Records from a data collection
....
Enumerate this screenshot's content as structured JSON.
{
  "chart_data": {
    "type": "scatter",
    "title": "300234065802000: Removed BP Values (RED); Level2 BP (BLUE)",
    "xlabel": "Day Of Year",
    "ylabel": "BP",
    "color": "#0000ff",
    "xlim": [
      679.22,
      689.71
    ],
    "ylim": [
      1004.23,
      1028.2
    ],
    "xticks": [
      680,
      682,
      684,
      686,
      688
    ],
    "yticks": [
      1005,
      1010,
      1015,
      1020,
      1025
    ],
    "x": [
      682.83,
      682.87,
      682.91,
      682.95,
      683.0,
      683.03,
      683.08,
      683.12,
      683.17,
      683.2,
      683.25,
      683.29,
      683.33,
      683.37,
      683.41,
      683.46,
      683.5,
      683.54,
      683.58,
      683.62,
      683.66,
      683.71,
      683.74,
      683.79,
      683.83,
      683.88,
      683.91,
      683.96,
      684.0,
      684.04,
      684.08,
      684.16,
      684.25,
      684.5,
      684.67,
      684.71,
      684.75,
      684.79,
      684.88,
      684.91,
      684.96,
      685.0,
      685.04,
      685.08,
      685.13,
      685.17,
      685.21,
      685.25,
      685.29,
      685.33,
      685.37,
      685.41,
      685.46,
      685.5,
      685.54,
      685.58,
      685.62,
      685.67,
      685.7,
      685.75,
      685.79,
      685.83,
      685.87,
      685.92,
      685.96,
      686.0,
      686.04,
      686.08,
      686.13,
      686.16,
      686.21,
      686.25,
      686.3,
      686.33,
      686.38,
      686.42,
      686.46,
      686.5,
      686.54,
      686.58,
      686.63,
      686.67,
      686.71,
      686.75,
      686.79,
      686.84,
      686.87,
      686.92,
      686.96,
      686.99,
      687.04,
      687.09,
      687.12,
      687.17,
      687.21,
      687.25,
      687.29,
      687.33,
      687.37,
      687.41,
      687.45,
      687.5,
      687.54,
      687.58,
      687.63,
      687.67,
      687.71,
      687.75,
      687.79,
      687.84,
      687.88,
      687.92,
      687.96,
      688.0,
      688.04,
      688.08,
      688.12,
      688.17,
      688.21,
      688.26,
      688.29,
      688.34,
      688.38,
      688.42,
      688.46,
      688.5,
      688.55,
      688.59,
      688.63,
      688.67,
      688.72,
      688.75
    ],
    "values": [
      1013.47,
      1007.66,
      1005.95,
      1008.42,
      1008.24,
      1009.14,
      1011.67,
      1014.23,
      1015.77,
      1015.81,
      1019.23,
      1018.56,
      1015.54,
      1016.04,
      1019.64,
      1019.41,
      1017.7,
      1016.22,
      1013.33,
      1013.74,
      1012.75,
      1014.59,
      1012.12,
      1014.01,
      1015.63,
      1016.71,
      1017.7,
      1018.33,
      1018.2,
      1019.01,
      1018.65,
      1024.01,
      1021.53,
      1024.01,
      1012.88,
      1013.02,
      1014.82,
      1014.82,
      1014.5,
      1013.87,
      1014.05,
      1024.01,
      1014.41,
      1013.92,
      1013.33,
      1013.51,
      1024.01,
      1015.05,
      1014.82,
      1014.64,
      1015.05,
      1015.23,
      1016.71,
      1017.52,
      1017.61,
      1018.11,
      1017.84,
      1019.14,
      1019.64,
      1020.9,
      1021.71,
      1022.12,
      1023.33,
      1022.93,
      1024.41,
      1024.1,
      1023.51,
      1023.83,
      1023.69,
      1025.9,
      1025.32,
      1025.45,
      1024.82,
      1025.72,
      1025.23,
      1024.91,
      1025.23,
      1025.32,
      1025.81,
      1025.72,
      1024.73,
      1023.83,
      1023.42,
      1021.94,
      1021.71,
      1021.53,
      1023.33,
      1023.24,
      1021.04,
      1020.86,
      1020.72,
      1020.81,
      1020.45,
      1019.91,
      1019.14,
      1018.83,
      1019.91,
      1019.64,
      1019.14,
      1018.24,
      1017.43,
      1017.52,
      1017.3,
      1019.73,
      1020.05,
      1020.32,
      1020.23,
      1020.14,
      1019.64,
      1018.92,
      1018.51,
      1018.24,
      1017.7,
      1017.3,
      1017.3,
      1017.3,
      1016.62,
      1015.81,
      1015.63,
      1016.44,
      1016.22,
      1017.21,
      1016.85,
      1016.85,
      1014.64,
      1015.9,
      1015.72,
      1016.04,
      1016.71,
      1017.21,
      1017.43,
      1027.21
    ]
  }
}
....
Repeat every record, exactly as written.

Enumerate this screenshot's content as structured JSON.
{
  "chart_data": {
    "type": "scatter",
    "title": "300234065802000: Removed BP Values (RED); Level2 BP (BLUE)",
    "xlabel": "Day Of Year",
    "ylabel": "BP",
    "color": "#0000ff",
    "xlim": [
      679.22,
      689.71
    ],
    "ylim": [
      1004.23,
      1028.2
    ],
    "xticks": [
      680,
      682,
      684,
      686,
      688
    ],
    "yticks": [
      1005,
      1010,
      1015,
      1020,
      1025
    ],
    "x": [
      682.83,
      682.87,
      682.91,
      682.95,
      683.0,
      683.03,
      683.08,
      683.12,
      683.17,
      683.2,
      683.25,
      683.29,
      683.33,
      683.37,
      683.41,
      683.46,
      683.5,
      683.54,
      683.58,
      683.62,
      683.66,
      683.71,
      683.74,
      683.79,
      683.83,
      683.88,
      683.91,
      683.96,
      684.0,
      684.04,
      684.08,
      684.16,
      684.25,
      684.5,
      684.67,
      684.71,
      684.75,
      684.79,
      684.88,
      684.91,
      684.96,
      685.0,
      685.04,
      685.08,
      685.13,
      685.17,
      685.21,
      685.25,
      685.29,
      685.33,
      685.37,
      685.41,
      685.46,
      685.5,
      685.54,
      685.58,
      685.62,
      685.67,
      685.7,
      685.75,
      685.79,
      685.83,
      685.87,
      685.92,
      685.96,
      686.0,
      686.04,
      686.08,
      686.13,
      686.16,
      686.21,
      686.25,
      686.3,
      686.33,
      686.38,
      686.42,
      686.46,
      686.5,
      686.54,
      686.58,
      686.63,
      686.67,
      686.71,
      686.75,
      686.79,
      686.84,
      686.87,
      686.92,
      686.96,
      686.99,
      687.04,
      687.09,
      687.12,
      687.17,
      687.21,
      687.25,
      687.29,
      687.33,
      687.37,
      687.41,
      687.45,
      687.5,
      687.54,
      687.58,
      687.63,
      687.67,
      687.71,
      687.75,
      687.79,
      687.84,
      687.88,
      687.92,
      687.96,
      688.0,
      688.04,
      688.08,
      688.12,
      688.17,
      688.21,
      688.26,
      688.29,
      688.34,
      688.38,
      688.42,
      688.46,
      688.5,
      688.55,
      688.59,
      688.63,
      688.67,
      688.72,
      688.75
    ],
    "values": [
      1013.47,
      1007.66,
      1005.95,
      1008.42,
      1008.24,
      1009.14,
      1011.67,
      1014.23,
      1015.77,
      1015.81,
      1019.23,
      1018.56,
      1015.54,
      1016.04,
      1019.64,
      1019.41,
      1017.7,
      1016.22,
      1013.33,
      1013.74,
      1012.75,
      1014.59,
      1012.12,
      1014.01,
      1015.63,
      1016.71,
      1017.7,
      1018.33,
      1018.2,
      1019.01,
      1018.65,
      1024.01,
      1021.53,
      1024.01,
      1012.88,
      1013.02,
      1014.82,
      1014.82,
      1014.5,
      1013.87,
      1014.05,
      1024.01,
      1014.41,
      1013.92,
      1013.33,
      1013.51,
      1024.01,
      1015.05,
      1014.82,
      1014.64,
      1015.05,
      1015.23,
      1016.71,
      1017.52,
      1017.61,
      1018.11,
      1017.84,
      1019.14,
      1019.64,
      1020.9,
      1021.71,
      1022.12,
      1023.33,
      1022.93,
      1024.41,
      1024.1,
      1023.51,
      1023.83,
      1023.69,
      1025.9,
      1025.32,
      1025.45,
      1024.82,
      1025.72,
      1025.23,
      1024.91,
      1025.23,
      1025.32,
      1025.81,
      1025.72,
      1024.73,
      1023.83,
      1023.42,
      1021.94,
      1021.71,
      1021.53,
      1023.33,
      1023.24,
      1021.04,
      1020.86,
      1020.72,
      1020.81,
      1020.45,
      1019.91,
      1019.14,
      1018.83,
      1019.91,
      1019.64,
      1019.14,
      1018.24,
      1017.43,
      1017.52,
      1017.3,
      1019.73,
      1020.05,
      1020.32,
      1020.23,
      1020.14,
      1019.64,
      1018.92,
      1018.51,
      1018.24,
      1017.7,
      1017.3,
      1017.3,
      1017.3,
      1016.62,
      1015.81,
      1015.63,
      1016.44,
      1016.22,
      1017.21,
      1016.85,
      1016.85,
      1014.64,
      1015.9,
      1015.72,
      1016.04,
      1016.71,
      1017.21,
      1017.43,
      1027.21
    ]
  }
}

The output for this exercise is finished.